The task: Each record that follows should be repeated exactly, minus any images.

-- Records shown start --

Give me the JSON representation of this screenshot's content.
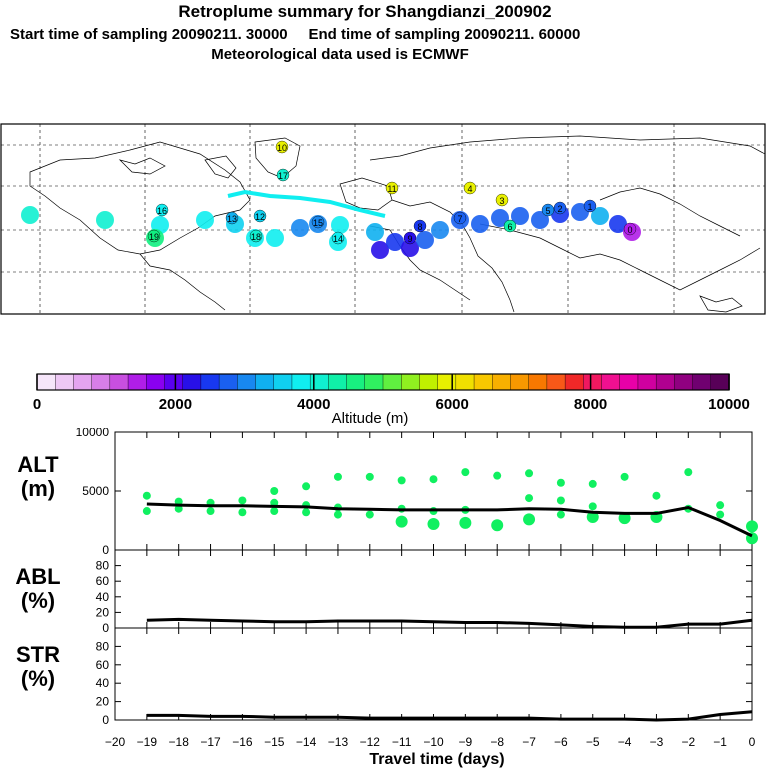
{
  "header": {
    "title": "Retroplume summary for Shangdianzi_200902",
    "line2": "Start time of sampling 20090211. 30000     End time of sampling 20090211. 60000",
    "line3": "Meteorological data used is ECMWF"
  },
  "colorbar": {
    "label": "Altitude (m)",
    "ticks": [
      "0",
      "2000",
      "4000",
      "6000",
      "8000",
      "10000"
    ],
    "colors": [
      "#f6e6fa",
      "#eec8f5",
      "#e4a4f0",
      "#d77ee8",
      "#c84fe0",
      "#b01ee8",
      "#8a00f0",
      "#5a00f0",
      "#2810e8",
      "#1838f0",
      "#1a60f0",
      "#1888f0",
      "#10b0f0",
      "#10d0f0",
      "#10eef0",
      "#10f0d0",
      "#10f0a8",
      "#18f080",
      "#30f060",
      "#60f040",
      "#90f020",
      "#c0f000",
      "#e8f000",
      "#f0e000",
      "#f8c800",
      "#f8b000",
      "#f89800",
      "#f87800",
      "#f85818",
      "#f02828",
      "#f01860",
      "#f01090",
      "#e800a8",
      "#d000a0",
      "#b00090",
      "#900080",
      "#700070",
      "#580058"
    ]
  },
  "chart_data": [
    {
      "type": "scatter",
      "name": "ALT",
      "ylabel": "ALT\n(m)",
      "ylabel_lines": [
        "ALT",
        "(m)"
      ],
      "ylim": [
        0,
        10000
      ],
      "yticks": [
        "0",
        "5000",
        "10000"
      ],
      "x": [
        -19,
        -18,
        -17,
        -16,
        -15,
        -14,
        -13,
        -12,
        -11,
        -10,
        -9,
        -8,
        -7,
        -6,
        -5,
        -4,
        -3,
        -2,
        -1,
        0
      ],
      "mean_line": [
        3900,
        3800,
        3750,
        3750,
        3700,
        3650,
        3500,
        3450,
        3400,
        3400,
        3400,
        3400,
        3500,
        3450,
        3200,
        3100,
        3100,
        3600,
        2500,
        1200
      ],
      "points": [
        {
          "x": -19,
          "y": 4600
        },
        {
          "x": -19,
          "y": 3300
        },
        {
          "x": -18,
          "y": 4100
        },
        {
          "x": -18,
          "y": 3500
        },
        {
          "x": -17,
          "y": 4000
        },
        {
          "x": -17,
          "y": 3300
        },
        {
          "x": -16,
          "y": 4200
        },
        {
          "x": -16,
          "y": 3200
        },
        {
          "x": -15,
          "y": 4000
        },
        {
          "x": -15,
          "y": 3300
        },
        {
          "x": -15,
          "y": 5000
        },
        {
          "x": -14,
          "y": 3800
        },
        {
          "x": -14,
          "y": 3200
        },
        {
          "x": -14,
          "y": 5400
        },
        {
          "x": -13,
          "y": 3600
        },
        {
          "x": -13,
          "y": 3000
        },
        {
          "x": -13,
          "y": 6200
        },
        {
          "x": -12,
          "y": 3000
        },
        {
          "x": -12,
          "y": 6200
        },
        {
          "x": -11,
          "y": 2400
        },
        {
          "x": -11,
          "y": 3500
        },
        {
          "x": -11,
          "y": 5900
        },
        {
          "x": -10,
          "y": 2200
        },
        {
          "x": -10,
          "y": 3300
        },
        {
          "x": -10,
          "y": 6000
        },
        {
          "x": -9,
          "y": 2300
        },
        {
          "x": -9,
          "y": 3400
        },
        {
          "x": -9,
          "y": 6600
        },
        {
          "x": -8,
          "y": 2100
        },
        {
          "x": -8,
          "y": 6300
        },
        {
          "x": -7,
          "y": 2600
        },
        {
          "x": -7,
          "y": 4400
        },
        {
          "x": -7,
          "y": 6500
        },
        {
          "x": -6,
          "y": 3000
        },
        {
          "x": -6,
          "y": 4200
        },
        {
          "x": -6,
          "y": 5700
        },
        {
          "x": -5,
          "y": 2800
        },
        {
          "x": -5,
          "y": 3700
        },
        {
          "x": -5,
          "y": 5600
        },
        {
          "x": -4,
          "y": 2700
        },
        {
          "x": -4,
          "y": 6200
        },
        {
          "x": -3,
          "y": 2800
        },
        {
          "x": -3,
          "y": 4600
        },
        {
          "x": -2,
          "y": 3500
        },
        {
          "x": -2,
          "y": 6600
        },
        {
          "x": -1,
          "y": 3800
        },
        {
          "x": -1,
          "y": 3000
        },
        {
          "x": 0,
          "y": 1000
        },
        {
          "x": 0,
          "y": 2000
        }
      ]
    },
    {
      "type": "line",
      "name": "ABL",
      "ylabel": "ABL\n(%)",
      "ylabel_lines": [
        "ABL",
        "(%)"
      ],
      "ylim": [
        0,
        100
      ],
      "yticks": [
        "0",
        "20",
        "40",
        "60",
        "80"
      ],
      "x": [
        -19,
        -18,
        -17,
        -16,
        -15,
        -14,
        -13,
        -12,
        -11,
        -10,
        -9,
        -8,
        -7,
        -6,
        -5,
        -4,
        -3,
        -2,
        -1,
        0
      ],
      "values": [
        10,
        11,
        10,
        9,
        8,
        8,
        9,
        9,
        9,
        8,
        7,
        7,
        6,
        4,
        2,
        1,
        1,
        5,
        5,
        10
      ]
    },
    {
      "type": "line",
      "name": "STR",
      "ylabel": "STR\n(%)",
      "ylabel_lines": [
        "STR",
        "(%)"
      ],
      "ylim": [
        0,
        100
      ],
      "yticks": [
        "0",
        "20",
        "40",
        "60",
        "80"
      ],
      "x": [
        -19,
        -18,
        -17,
        -16,
        -15,
        -14,
        -13,
        -12,
        -11,
        -10,
        -9,
        -8,
        -7,
        -6,
        -5,
        -4,
        -3,
        -2,
        -1,
        0
      ],
      "values": [
        5,
        5,
        4,
        4,
        3,
        3,
        3,
        2,
        2,
        2,
        2,
        2,
        2,
        1,
        1,
        1,
        0,
        1,
        6,
        9
      ]
    }
  ],
  "x_axis": {
    "label": "Travel time (days)",
    "ticks": [
      "−20",
      "−19",
      "−18",
      "−17",
      "−16",
      "−15",
      "−14",
      "−13",
      "−12",
      "−11",
      "−10",
      "−9",
      "−8",
      "−7",
      "−6",
      "−5",
      "−4",
      "−3",
      "−2",
      "−1",
      "0"
    ]
  },
  "map": {
    "labels": [
      {
        "t": "10",
        "c": "#e8f000"
      },
      {
        "t": "17",
        "c": "#10f0d0"
      },
      {
        "t": "19",
        "c": "#10f080"
      },
      {
        "t": "16",
        "c": "#10eef0"
      },
      {
        "t": "18",
        "c": "#10f0d0"
      },
      {
        "t": "13",
        "c": "#10b0f0"
      },
      {
        "t": "15",
        "c": "#1888f0"
      },
      {
        "t": "14",
        "c": "#10eef0"
      },
      {
        "t": "12",
        "c": "#10d0f0"
      },
      {
        "t": "11",
        "c": "#e8f000"
      },
      {
        "t": "9",
        "c": "#2810e8"
      },
      {
        "t": "8",
        "c": "#1838f0"
      },
      {
        "t": "7",
        "c": "#1a60f0"
      },
      {
        "t": "6",
        "c": "#10f0a8"
      },
      {
        "t": "5",
        "c": "#1888f0"
      },
      {
        "t": "4",
        "c": "#e8f000"
      },
      {
        "t": "3",
        "c": "#e8f000"
      },
      {
        "t": "2",
        "c": "#1a60f0"
      },
      {
        "t": "1",
        "c": "#1a60f0"
      },
      {
        "t": "0",
        "c": "#b01ee8"
      }
    ]
  }
}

-- Records shown end --

Correct response:
Give me the JSON representation of this screenshot's content.
{
  "header": {
    "title": "Retroplume summary for Shangdianzi_200902",
    "line2": "Start time of sampling 20090211. 30000     End time of sampling 20090211. 60000",
    "line3": "Meteorological data used is ECMWF"
  },
  "colorbar": {
    "label": "Altitude (m)",
    "ticks": [
      "0",
      "2000",
      "4000",
      "6000",
      "8000",
      "10000"
    ],
    "colors": [
      "#f6e6fa",
      "#eec8f5",
      "#e4a4f0",
      "#d77ee8",
      "#c84fe0",
      "#b01ee8",
      "#8a00f0",
      "#5a00f0",
      "#2810e8",
      "#1838f0",
      "#1a60f0",
      "#1888f0",
      "#10b0f0",
      "#10d0f0",
      "#10eef0",
      "#10f0d0",
      "#10f0a8",
      "#18f080",
      "#30f060",
      "#60f040",
      "#90f020",
      "#c0f000",
      "#e8f000",
      "#f0e000",
      "#f8c800",
      "#f8b000",
      "#f89800",
      "#f87800",
      "#f85818",
      "#f02828",
      "#f01860",
      "#f01090",
      "#e800a8",
      "#d000a0",
      "#b00090",
      "#900080",
      "#700070",
      "#580058"
    ]
  },
  "chart_data": [
    {
      "type": "scatter",
      "name": "ALT",
      "ylabel": "ALT\n(m)",
      "ylabel_lines": [
        "ALT",
        "(m)"
      ],
      "ylim": [
        0,
        10000
      ],
      "yticks": [
        "0",
        "5000",
        "10000"
      ],
      "x": [
        -19,
        -18,
        -17,
        -16,
        -15,
        -14,
        -13,
        -12,
        -11,
        -10,
        -9,
        -8,
        -7,
        -6,
        -5,
        -4,
        -3,
        -2,
        -1,
        0
      ],
      "mean_line": [
        3900,
        3800,
        3750,
        3750,
        3700,
        3650,
        3500,
        3450,
        3400,
        3400,
        3400,
        3400,
        3500,
        3450,
        3200,
        3100,
        3100,
        3600,
        2500,
        1200
      ],
      "points": [
        {
          "x": -19,
          "y": 4600
        },
        {
          "x": -19,
          "y": 3300
        },
        {
          "x": -18,
          "y": 4100
        },
        {
          "x": -18,
          "y": 3500
        },
        {
          "x": -17,
          "y": 4000
        },
        {
          "x": -17,
          "y": 3300
        },
        {
          "x": -16,
          "y": 4200
        },
        {
          "x": -16,
          "y": 3200
        },
        {
          "x": -15,
          "y": 4000
        },
        {
          "x": -15,
          "y": 3300
        },
        {
          "x": -15,
          "y": 5000
        },
        {
          "x": -14,
          "y": 3800
        },
        {
          "x": -14,
          "y": 3200
        },
        {
          "x": -14,
          "y": 5400
        },
        {
          "x": -13,
          "y": 3600
        },
        {
          "x": -13,
          "y": 3000
        },
        {
          "x": -13,
          "y": 6200
        },
        {
          "x": -12,
          "y": 3000
        },
        {
          "x": -12,
          "y": 6200
        },
        {
          "x": -11,
          "y": 2400
        },
        {
          "x": -11,
          "y": 3500
        },
        {
          "x": -11,
          "y": 5900
        },
        {
          "x": -10,
          "y": 2200
        },
        {
          "x": -10,
          "y": 3300
        },
        {
          "x": -10,
          "y": 6000
        },
        {
          "x": -9,
          "y": 2300
        },
        {
          "x": -9,
          "y": 3400
        },
        {
          "x": -9,
          "y": 6600
        },
        {
          "x": -8,
          "y": 2100
        },
        {
          "x": -8,
          "y": 6300
        },
        {
          "x": -7,
          "y": 2600
        },
        {
          "x": -7,
          "y": 4400
        },
        {
          "x": -7,
          "y": 6500
        },
        {
          "x": -6,
          "y": 3000
        },
        {
          "x": -6,
          "y": 4200
        },
        {
          "x": -6,
          "y": 5700
        },
        {
          "x": -5,
          "y": 2800
        },
        {
          "x": -5,
          "y": 3700
        },
        {
          "x": -5,
          "y": 5600
        },
        {
          "x": -4,
          "y": 2700
        },
        {
          "x": -4,
          "y": 6200
        },
        {
          "x": -3,
          "y": 2800
        },
        {
          "x": -3,
          "y": 4600
        },
        {
          "x": -2,
          "y": 3500
        },
        {
          "x": -2,
          "y": 6600
        },
        {
          "x": -1,
          "y": 3800
        },
        {
          "x": -1,
          "y": 3000
        },
        {
          "x": 0,
          "y": 1000
        },
        {
          "x": 0,
          "y": 2000
        }
      ]
    },
    {
      "type": "line",
      "name": "ABL",
      "ylabel": "ABL\n(%)",
      "ylabel_lines": [
        "ABL",
        "(%)"
      ],
      "ylim": [
        0,
        100
      ],
      "yticks": [
        "0",
        "20",
        "40",
        "60",
        "80"
      ],
      "x": [
        -19,
        -18,
        -17,
        -16,
        -15,
        -14,
        -13,
        -12,
        -11,
        -10,
        -9,
        -8,
        -7,
        -6,
        -5,
        -4,
        -3,
        -2,
        -1,
        0
      ],
      "values": [
        10,
        11,
        10,
        9,
        8,
        8,
        9,
        9,
        9,
        8,
        7,
        7,
        6,
        4,
        2,
        1,
        1,
        5,
        5,
        10
      ]
    },
    {
      "type": "line",
      "name": "STR",
      "ylabel": "STR\n(%)",
      "ylabel_lines": [
        "STR",
        "(%)"
      ],
      "ylim": [
        0,
        100
      ],
      "yticks": [
        "0",
        "20",
        "40",
        "60",
        "80"
      ],
      "x": [
        -19,
        -18,
        -17,
        -16,
        -15,
        -14,
        -13,
        -12,
        -11,
        -10,
        -9,
        -8,
        -7,
        -6,
        -5,
        -4,
        -3,
        -2,
        -1,
        0
      ],
      "values": [
        5,
        5,
        4,
        4,
        3,
        3,
        3,
        2,
        2,
        2,
        2,
        2,
        2,
        1,
        1,
        1,
        0,
        1,
        6,
        9
      ]
    }
  ],
  "x_axis": {
    "label": "Travel time (days)",
    "ticks": [
      "−20",
      "−19",
      "−18",
      "−17",
      "−16",
      "−15",
      "−14",
      "−13",
      "−12",
      "−11",
      "−10",
      "−9",
      "−8",
      "−7",
      "−6",
      "−5",
      "−4",
      "−3",
      "−2",
      "−1",
      "0"
    ]
  },
  "map": {
    "labels": [
      {
        "t": "10",
        "c": "#e8f000"
      },
      {
        "t": "17",
        "c": "#10f0d0"
      },
      {
        "t": "19",
        "c": "#10f080"
      },
      {
        "t": "16",
        "c": "#10eef0"
      },
      {
        "t": "18",
        "c": "#10f0d0"
      },
      {
        "t": "13",
        "c": "#10b0f0"
      },
      {
        "t": "15",
        "c": "#1888f0"
      },
      {
        "t": "14",
        "c": "#10eef0"
      },
      {
        "t": "12",
        "c": "#10d0f0"
      },
      {
        "t": "11",
        "c": "#e8f000"
      },
      {
        "t": "9",
        "c": "#2810e8"
      },
      {
        "t": "8",
        "c": "#1838f0"
      },
      {
        "t": "7",
        "c": "#1a60f0"
      },
      {
        "t": "6",
        "c": "#10f0a8"
      },
      {
        "t": "5",
        "c": "#1888f0"
      },
      {
        "t": "4",
        "c": "#e8f000"
      },
      {
        "t": "3",
        "c": "#e8f000"
      },
      {
        "t": "2",
        "c": "#1a60f0"
      },
      {
        "t": "1",
        "c": "#1a60f0"
      },
      {
        "t": "0",
        "c": "#b01ee8"
      }
    ]
  }
}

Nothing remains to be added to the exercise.